• **Set task**
Reply with one number: the count of lines in the data that hold the string "Purpose".

* start Supplied records *

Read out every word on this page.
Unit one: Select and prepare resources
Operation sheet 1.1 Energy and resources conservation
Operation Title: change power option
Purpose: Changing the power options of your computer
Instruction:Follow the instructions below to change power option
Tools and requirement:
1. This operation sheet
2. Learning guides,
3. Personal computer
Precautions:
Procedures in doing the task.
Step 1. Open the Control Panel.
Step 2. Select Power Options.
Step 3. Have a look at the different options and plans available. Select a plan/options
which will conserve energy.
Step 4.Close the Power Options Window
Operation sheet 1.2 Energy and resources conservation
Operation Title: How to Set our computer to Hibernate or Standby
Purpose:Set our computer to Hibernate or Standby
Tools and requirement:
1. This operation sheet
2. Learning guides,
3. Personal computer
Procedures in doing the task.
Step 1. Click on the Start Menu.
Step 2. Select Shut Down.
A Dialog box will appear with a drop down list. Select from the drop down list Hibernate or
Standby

* end Supplied records *

• **Exercise answer**
2